Dataset excerpt:
----
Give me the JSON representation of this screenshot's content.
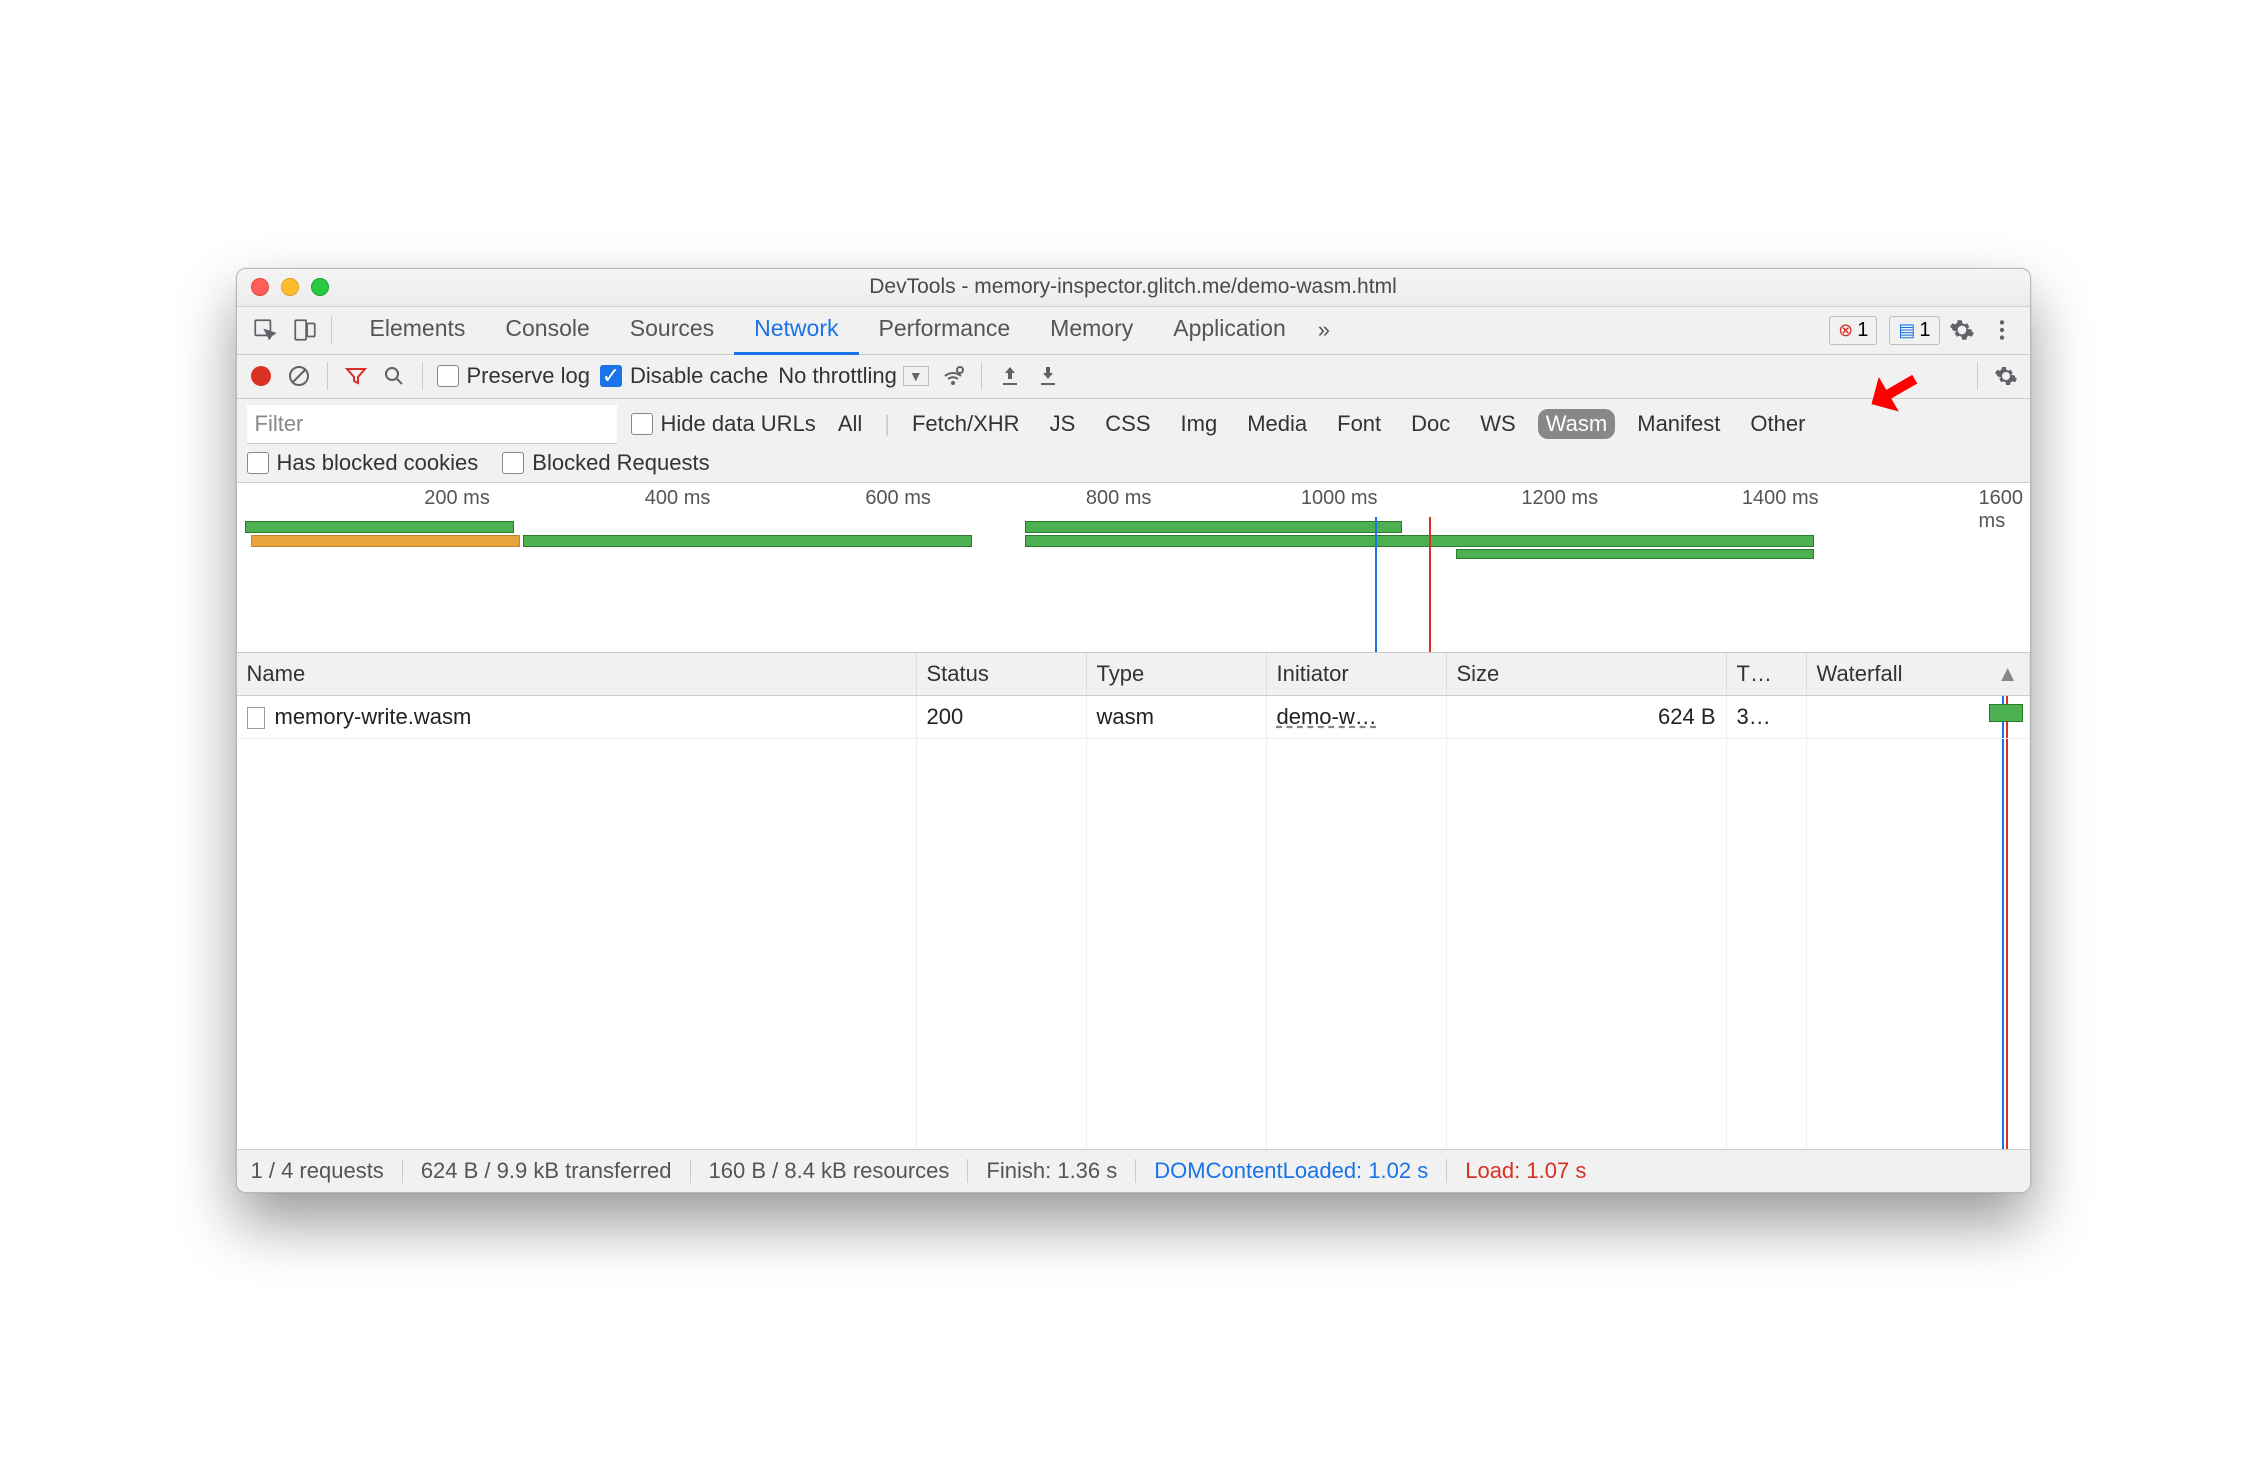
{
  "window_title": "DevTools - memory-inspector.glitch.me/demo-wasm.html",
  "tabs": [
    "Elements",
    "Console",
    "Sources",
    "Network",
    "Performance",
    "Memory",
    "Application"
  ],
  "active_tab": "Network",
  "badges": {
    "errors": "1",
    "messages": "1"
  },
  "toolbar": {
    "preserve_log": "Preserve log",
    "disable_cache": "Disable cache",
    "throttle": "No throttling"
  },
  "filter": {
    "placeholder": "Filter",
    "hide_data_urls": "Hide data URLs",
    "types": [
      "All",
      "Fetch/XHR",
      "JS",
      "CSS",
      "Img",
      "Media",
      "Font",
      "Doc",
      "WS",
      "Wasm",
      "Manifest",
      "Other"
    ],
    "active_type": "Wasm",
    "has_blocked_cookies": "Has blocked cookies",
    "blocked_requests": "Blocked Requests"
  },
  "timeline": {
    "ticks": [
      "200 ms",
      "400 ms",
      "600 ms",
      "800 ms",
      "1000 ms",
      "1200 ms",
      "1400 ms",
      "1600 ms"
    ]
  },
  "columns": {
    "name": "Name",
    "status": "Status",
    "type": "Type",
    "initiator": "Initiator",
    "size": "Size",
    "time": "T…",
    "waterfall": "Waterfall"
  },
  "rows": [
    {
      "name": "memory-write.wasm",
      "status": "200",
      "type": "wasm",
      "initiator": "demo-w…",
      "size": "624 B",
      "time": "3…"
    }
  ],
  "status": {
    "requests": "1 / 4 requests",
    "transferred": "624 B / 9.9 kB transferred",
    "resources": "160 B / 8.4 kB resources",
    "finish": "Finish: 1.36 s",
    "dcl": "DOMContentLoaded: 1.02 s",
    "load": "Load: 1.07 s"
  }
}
----
## Exercise goal:
For each line of the listing that holds the word "demo", show that line.

## Final result:
  "window_title": "DevTools - memory-inspector.glitch.me/demo-wasm.html",
      "initiator": "demo-w…",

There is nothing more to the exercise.